**Provided text**
Panel Discussion: Ethical Issues and Challenges in Research
Moderator:
Allen A. Thomas, Associate Professor, Organic Chemistry, University of Nebraska at Kearney.
Panelists:
Cristina Gouin, Biological Scientist, USDA Animal and Plant Health Inspection Service (APHIS)
Pranav Mathur, Scientist, Research, Otonomy Inc.
Subrata Saha, Affiliated Professor, Department of Restorative Dentistry and the Department of Oral and Maxillofacial Surgery, University of Washington
The challenges of doing scientific research and competition to obtain funding and/or publish positive results are immense. Along with these tasks, being a successful scientist and human being also requires a commitment to good ethical practices. The panelists will share their varied experiences from industry, academia, and government research labs to address ethical questions such as: “How should authorship on papers be decided?”; “How can we ethically use animals in research?”; “Is it possible to objectively review manuscripts and grant proposals?”; “Can we eliminate gender bias?” After the panelists have presented their experiences and viewpoints on these and other relevant ethical topics, they will happily accept questions and comments from the audience to promote discussion.
Science Communication Sessions
Seeking Science: A Roundtable with California Legislative Staff
Teresa Feo PhD, 2018 CCST Science & Technology Policy Fellow with the California State Senate Office of Research (Moderator); Naomi Ondrasek PhD, 2018 CCST Science & Technology Policy Fellow with the California State Assembly Education Committee (Moderator); Katharine Moore PhD, Consultant, California State Senate Natural Resources and Water Committee; Julianne McCall PhD, Consultant, California State Senate Office of Research. Organized by the California Council on Science and Technology
How can scientific research inform real-world policies? How can researchers get a sense of pressing policy priorities in need of scientific input? One important pathway is for the scientific community to interface with legislative staffers—a crucial first point of contact and the daily workhorses of any state or federal lawmaking process. In this panel featuring Ph.D. scientists-turned-policy professionals, committee staff from the California State Legislature will provide a useful overview of how technical information is consumed in the course of crafting and analyzing legislation, and explain the role that staffers play for elected officials and legislative committees. Then, panelists will share their thoughts on perennial and emerging topics facing the State of California in need of scientific data and advice — "the science I need right now." For any Sigma Xi member seeking to translate their research for broader impact and public service, this will be an informative and engaging glimpse into the world of science policy!
Science Communication Workshop Part I and Part II
Darcy J. Gentleman, Principal, DJG Communications LLC
Scientists’ and engineers’ innovative work thrives on communication between peers. As collaboration with interdisciplinary teams and complex projects (e.g. “big data”) become more the norm, individual researchers find themselves engaging with more diverse audiences. No longer can shorthand terms of art (jargon) and bespoke diagrams convey information in an immediately useful form. The stakes are high: researchers that are comfortable presenting to non-specialist audiences will find it easier to secure support for their work. This workshop in two parts will quickly help participants become aware of how to better engage audiences of non-specialists; possibly including non-technical experts such as public audiences. This workshop is useful for all experience levels of students and professional researchers.

**Tasks to perform**
1. Please copy the part of the session listing starting with "Panel Discussion: Ethical" and going on through "Nebraska at Kearney.", word for word.
2. According to the session listing, which organization organized the roundtable with California legislative staff?

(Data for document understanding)
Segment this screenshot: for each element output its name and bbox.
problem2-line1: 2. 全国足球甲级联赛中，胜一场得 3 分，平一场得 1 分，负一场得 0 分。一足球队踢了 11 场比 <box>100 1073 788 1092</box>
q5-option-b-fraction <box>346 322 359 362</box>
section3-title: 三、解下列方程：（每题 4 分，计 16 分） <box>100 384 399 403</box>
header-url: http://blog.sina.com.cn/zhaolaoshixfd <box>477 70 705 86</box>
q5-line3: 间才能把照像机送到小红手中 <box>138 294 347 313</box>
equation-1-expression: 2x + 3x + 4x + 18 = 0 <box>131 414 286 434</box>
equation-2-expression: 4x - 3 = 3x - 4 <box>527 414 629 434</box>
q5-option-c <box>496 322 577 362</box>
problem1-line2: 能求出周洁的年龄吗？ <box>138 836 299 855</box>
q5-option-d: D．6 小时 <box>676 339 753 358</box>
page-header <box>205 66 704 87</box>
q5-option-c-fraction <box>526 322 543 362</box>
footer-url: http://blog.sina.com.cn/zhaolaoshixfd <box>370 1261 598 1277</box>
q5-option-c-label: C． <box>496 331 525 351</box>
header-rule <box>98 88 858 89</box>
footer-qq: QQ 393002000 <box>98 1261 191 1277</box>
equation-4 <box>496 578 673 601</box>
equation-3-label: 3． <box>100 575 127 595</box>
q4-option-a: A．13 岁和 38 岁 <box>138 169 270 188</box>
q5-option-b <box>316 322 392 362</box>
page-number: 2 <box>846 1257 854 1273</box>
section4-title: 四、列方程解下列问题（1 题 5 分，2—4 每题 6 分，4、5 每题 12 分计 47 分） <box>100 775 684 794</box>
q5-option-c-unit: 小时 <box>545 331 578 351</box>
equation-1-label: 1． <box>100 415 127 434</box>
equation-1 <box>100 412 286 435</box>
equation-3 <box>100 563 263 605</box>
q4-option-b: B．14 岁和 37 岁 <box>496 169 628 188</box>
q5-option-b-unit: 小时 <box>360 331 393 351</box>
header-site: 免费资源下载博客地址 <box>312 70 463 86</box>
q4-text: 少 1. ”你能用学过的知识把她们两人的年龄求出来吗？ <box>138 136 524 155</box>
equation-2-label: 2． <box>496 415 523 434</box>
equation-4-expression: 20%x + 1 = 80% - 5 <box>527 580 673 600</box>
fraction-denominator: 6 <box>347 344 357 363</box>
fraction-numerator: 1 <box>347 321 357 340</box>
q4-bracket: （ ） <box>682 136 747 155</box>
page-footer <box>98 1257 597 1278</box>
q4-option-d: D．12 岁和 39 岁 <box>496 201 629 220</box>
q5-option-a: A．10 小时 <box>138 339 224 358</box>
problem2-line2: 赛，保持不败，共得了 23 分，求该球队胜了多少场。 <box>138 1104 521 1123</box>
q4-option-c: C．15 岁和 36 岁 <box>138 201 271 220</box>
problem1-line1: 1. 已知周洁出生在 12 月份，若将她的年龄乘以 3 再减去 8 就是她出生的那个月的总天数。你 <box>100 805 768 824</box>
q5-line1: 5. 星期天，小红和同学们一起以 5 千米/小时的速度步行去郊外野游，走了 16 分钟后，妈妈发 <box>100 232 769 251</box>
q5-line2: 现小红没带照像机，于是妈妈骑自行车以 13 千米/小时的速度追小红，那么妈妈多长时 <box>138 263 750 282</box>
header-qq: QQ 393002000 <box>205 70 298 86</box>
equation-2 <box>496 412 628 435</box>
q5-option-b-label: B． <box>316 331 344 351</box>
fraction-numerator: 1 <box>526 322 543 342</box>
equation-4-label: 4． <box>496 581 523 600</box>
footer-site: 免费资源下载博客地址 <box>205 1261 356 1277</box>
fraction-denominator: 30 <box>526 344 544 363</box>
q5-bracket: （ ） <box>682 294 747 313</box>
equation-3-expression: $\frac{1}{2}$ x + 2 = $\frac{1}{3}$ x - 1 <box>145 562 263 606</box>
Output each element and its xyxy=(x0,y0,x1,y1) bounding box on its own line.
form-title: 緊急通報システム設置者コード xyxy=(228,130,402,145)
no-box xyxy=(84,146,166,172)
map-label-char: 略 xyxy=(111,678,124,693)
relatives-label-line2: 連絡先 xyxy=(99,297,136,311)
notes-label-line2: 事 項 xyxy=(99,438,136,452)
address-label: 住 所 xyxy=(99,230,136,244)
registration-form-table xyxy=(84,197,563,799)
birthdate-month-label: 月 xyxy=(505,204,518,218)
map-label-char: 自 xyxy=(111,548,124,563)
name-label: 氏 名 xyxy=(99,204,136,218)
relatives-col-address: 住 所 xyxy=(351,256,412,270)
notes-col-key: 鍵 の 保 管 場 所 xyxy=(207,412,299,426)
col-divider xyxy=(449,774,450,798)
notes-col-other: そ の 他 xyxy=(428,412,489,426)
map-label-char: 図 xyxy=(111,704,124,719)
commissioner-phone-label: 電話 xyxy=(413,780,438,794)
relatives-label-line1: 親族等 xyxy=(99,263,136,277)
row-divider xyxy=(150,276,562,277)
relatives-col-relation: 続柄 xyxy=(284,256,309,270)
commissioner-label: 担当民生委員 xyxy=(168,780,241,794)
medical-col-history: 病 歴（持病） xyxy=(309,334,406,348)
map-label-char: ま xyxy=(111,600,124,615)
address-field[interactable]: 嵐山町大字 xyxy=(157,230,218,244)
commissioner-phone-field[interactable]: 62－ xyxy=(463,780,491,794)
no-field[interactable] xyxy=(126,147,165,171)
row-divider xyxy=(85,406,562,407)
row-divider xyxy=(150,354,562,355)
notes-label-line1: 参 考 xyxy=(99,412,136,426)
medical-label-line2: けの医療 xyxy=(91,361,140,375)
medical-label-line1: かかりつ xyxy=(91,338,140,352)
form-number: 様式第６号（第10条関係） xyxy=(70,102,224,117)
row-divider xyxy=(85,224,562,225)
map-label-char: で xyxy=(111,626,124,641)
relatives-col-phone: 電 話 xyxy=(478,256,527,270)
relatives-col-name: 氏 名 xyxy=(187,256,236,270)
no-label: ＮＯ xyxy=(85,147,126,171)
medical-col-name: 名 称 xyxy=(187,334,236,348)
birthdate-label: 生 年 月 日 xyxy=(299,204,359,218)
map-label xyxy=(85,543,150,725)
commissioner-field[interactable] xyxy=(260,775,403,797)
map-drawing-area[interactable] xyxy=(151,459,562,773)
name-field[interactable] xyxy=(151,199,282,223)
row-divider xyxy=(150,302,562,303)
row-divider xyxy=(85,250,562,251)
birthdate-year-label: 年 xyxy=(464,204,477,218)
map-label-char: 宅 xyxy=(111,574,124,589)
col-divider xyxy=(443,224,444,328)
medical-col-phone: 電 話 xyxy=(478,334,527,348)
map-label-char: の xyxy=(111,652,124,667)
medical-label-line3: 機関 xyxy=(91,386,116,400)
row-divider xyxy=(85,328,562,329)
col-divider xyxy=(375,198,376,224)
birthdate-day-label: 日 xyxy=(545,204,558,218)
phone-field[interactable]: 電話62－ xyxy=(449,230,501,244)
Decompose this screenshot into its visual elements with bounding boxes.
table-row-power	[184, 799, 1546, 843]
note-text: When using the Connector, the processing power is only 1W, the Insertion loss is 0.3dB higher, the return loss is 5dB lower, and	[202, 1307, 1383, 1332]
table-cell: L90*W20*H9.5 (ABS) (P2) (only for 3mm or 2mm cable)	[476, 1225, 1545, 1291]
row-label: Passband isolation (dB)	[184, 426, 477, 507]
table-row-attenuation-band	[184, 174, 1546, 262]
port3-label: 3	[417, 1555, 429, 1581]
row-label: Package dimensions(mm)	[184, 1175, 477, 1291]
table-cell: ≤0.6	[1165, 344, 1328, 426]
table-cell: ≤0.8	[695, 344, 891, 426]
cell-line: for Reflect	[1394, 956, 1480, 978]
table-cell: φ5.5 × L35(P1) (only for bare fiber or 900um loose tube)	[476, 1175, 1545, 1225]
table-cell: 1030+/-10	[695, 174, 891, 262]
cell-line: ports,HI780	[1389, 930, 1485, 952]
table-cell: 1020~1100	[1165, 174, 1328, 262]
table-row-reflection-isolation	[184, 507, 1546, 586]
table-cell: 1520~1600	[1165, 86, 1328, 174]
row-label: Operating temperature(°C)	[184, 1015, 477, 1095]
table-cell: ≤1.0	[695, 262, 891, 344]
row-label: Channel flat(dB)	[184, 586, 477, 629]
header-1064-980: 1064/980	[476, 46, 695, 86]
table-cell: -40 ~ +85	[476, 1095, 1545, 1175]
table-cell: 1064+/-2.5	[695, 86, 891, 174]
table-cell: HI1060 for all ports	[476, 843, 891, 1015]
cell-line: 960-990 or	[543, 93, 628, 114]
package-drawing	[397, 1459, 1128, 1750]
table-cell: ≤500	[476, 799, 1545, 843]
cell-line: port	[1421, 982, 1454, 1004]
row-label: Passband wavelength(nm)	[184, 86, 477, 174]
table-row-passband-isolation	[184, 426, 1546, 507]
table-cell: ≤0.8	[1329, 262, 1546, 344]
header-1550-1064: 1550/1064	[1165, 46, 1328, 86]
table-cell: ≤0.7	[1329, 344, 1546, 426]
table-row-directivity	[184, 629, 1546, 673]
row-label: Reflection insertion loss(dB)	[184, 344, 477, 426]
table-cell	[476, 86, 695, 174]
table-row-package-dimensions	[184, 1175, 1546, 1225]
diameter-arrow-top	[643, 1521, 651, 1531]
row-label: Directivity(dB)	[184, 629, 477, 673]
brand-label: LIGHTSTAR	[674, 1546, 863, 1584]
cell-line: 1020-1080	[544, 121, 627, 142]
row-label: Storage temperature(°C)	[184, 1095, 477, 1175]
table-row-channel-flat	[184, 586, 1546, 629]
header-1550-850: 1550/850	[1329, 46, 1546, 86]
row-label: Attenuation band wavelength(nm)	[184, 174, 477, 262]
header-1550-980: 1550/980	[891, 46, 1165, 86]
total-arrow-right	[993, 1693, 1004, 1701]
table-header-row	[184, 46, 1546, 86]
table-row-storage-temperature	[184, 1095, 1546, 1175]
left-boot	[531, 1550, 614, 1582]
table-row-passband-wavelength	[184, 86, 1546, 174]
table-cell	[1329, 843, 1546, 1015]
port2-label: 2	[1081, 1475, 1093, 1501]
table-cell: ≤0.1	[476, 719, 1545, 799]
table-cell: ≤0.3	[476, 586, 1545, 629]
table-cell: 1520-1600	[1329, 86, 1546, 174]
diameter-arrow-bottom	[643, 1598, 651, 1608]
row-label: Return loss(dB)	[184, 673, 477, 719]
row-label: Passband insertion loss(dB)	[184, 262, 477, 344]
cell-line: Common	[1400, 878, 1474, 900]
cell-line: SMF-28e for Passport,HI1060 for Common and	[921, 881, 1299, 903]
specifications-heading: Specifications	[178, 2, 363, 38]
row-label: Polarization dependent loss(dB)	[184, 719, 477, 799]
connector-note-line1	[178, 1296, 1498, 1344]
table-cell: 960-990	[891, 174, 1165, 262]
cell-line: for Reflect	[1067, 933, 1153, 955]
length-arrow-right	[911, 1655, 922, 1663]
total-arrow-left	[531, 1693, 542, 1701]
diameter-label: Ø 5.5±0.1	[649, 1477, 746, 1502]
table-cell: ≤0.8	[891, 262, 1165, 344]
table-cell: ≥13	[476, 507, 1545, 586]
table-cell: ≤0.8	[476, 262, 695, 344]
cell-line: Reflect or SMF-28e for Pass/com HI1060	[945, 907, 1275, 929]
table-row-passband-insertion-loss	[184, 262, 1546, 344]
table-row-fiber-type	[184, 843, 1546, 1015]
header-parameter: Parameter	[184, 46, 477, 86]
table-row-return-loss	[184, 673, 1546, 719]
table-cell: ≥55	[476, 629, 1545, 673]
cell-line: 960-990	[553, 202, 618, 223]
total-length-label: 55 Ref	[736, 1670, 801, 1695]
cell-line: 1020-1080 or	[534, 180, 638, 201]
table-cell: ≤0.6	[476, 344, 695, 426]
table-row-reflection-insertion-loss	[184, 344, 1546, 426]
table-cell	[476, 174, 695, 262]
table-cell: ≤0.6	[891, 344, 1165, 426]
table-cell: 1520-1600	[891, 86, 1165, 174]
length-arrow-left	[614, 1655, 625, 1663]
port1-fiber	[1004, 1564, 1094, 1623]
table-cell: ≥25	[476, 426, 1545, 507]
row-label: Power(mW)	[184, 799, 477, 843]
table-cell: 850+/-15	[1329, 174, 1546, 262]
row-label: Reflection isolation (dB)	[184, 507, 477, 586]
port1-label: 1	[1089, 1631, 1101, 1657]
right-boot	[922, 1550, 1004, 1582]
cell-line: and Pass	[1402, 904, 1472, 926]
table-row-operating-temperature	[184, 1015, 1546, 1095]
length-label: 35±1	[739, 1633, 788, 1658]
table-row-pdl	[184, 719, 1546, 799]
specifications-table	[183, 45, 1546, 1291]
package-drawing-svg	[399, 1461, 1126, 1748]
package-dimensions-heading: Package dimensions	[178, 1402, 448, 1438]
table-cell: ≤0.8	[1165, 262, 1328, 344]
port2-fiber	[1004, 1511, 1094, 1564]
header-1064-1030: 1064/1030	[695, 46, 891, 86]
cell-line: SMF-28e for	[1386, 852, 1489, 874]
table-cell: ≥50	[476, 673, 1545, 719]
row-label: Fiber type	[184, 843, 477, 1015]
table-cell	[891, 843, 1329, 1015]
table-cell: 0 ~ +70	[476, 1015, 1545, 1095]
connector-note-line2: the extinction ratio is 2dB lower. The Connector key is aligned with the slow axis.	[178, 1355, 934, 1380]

**Responses to the exercise**
1.
Panel Discussion: Ethical Issues and Challenges in Research
Moderator:
Allen A. Thomas, Associate Professor, Organic Chemistry, University of Nebraska at Kearney.

2. The California Council on Science and Technology.